__INSTRUCTIONS TO FOLLOW__:
Restate the entries word for word, omitting nothing.

__RECORDS PROVIDED__:
※

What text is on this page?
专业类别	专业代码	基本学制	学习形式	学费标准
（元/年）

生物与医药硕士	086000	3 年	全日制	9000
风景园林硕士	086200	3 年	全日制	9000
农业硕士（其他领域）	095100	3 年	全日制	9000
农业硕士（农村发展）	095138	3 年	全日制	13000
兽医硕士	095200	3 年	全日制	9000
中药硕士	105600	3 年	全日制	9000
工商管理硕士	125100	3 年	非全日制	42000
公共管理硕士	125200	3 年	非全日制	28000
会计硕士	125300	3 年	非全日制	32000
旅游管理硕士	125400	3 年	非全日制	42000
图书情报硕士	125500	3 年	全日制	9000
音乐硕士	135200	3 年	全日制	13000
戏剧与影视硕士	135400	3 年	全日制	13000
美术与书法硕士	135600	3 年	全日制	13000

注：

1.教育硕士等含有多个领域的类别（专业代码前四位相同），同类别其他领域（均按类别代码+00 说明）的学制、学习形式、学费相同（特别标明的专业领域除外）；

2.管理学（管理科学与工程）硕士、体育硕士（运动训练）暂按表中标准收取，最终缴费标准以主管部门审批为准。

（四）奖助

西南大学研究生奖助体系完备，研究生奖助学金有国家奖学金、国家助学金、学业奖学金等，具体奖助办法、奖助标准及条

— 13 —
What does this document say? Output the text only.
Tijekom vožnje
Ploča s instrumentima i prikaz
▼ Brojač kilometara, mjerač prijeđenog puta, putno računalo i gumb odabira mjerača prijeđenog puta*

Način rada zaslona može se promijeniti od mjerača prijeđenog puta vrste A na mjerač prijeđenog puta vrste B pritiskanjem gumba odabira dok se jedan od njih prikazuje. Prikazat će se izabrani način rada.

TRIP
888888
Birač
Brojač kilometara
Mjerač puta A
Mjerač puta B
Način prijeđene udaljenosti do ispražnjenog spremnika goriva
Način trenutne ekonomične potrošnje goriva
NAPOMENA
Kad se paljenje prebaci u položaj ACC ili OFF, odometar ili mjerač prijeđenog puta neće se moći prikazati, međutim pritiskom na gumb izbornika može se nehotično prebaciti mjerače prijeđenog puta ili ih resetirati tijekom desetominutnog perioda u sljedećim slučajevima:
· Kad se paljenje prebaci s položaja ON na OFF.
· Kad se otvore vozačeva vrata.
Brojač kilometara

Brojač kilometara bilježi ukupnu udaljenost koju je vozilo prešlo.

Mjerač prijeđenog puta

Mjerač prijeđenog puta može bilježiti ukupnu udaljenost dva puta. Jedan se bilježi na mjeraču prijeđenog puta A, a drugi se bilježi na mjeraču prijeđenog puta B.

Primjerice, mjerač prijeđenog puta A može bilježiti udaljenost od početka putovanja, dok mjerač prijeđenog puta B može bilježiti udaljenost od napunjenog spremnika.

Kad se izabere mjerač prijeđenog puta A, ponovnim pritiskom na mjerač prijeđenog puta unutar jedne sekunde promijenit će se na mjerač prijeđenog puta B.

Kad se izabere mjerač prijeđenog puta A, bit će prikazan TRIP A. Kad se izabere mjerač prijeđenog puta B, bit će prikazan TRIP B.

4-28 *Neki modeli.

※

__CORRECT OUTPUT__:
What text is on this page?
专业类别	专业代码	基本学制	学习形式	学费标准
（元/年）

生物与医药硕士	086000	3 年	全日制	9000
风景园林硕士	086200	3 年	全日制	9000
农业硕士（其他领域）	095100	3 年	全日制	9000
农业硕士（农村发展）	095138	3 年	全日制	13000
兽医硕士	095200	3 年	全日制	9000
中药硕士	105600	3 年	全日制	9000
工商管理硕士	125100	3 年	非全日制	42000
公共管理硕士	125200	3 年	非全日制	28000
会计硕士	125300	3 年	非全日制	32000
旅游管理硕士	125400	3 年	非全日制	42000
图书情报硕士	125500	3 年	全日制	9000
音乐硕士	135200	3 年	全日制	13000
戏剧与影视硕士	135400	3 年	全日制	13000
美术与书法硕士	135600	3 年	全日制	13000

注：

1.教育硕士等含有多个领域的类别（专业代码前四位相同），同类别其他领域（均按类别代码+00 说明）的学制、学习形式、学费相同（特别标明的专业领域除外）；

2.管理学（管理科学与工程）硕士、体育硕士（运动训练）暂按表中标准收取，最终缴费标准以主管部门审批为准。

（四）奖助

西南大学研究生奖助体系完备，研究生奖助学金有国家奖学金、国家助学金、学业奖学金等，具体奖助办法、奖助标准及条

— 13 —
What does this document say? Output the text only.
Tijekom vožnje
Ploča s instrumentima i prikaz
▼ Brojač kilometara, mjerač prijeđenog puta, putno računalo i gumb odabira mjerača prijeđenog puta*

Način rada zaslona može se promijeniti od mjerača prijeđenog puta vrste A na mjerač prijeđenog puta vrste B pritiskanjem gumba odabira dok se jedan od njih prikazuje. Prikazat će se izabrani način rada.

TRIP
888888
Birač
Brojač kilometara
Mjerač puta A
Mjerač puta B
Način prijeđene udaljenosti do ispražnjenog spremnika goriva
Način trenutne ekonomične potrošnje goriva
NAPOMENA
Kad se paljenje prebaci u položaj ACC ili OFF, odometar ili mjerač prijeđenog puta neće se moći prikazati, međutim pritiskom na gumb izbornika može se nehotično prebaciti mjerače prijeđenog puta ili ih resetirati tijekom desetominutnog perioda u sljedećim slučajevima:
· Kad se paljenje prebaci s položaja ON na OFF.
· Kad se otvore vozačeva vrata.
Brojač kilometara

Brojač kilometara bilježi ukupnu udaljenost koju je vozilo prešlo.

Mjerač prijeđenog puta

Mjerač prijeđenog puta može bilježiti ukupnu udaljenost dva puta. Jedan se bilježi na mjeraču prijeđenog puta A, a drugi se bilježi na mjeraču prijeđenog puta B.

Primjerice, mjerač prijeđenog puta A može bilježiti udaljenost od početka putovanja, dok mjerač prijeđenog puta B može bilježiti udaljenost od napunjenog spremnika.

Kad se izabere mjerač prijeđenog puta A, ponovnim pritiskom na mjerač prijeđenog puta unutar jedne sekunde promijenit će se na mjerač prijeđenog puta B.

Kad se izabere mjerač prijeđenog puta A, bit će prikazan TRIP A. Kad se izabere mjerač prijeđenog puta B, bit će prikazan TRIP B.

4-28 *Neki modeli.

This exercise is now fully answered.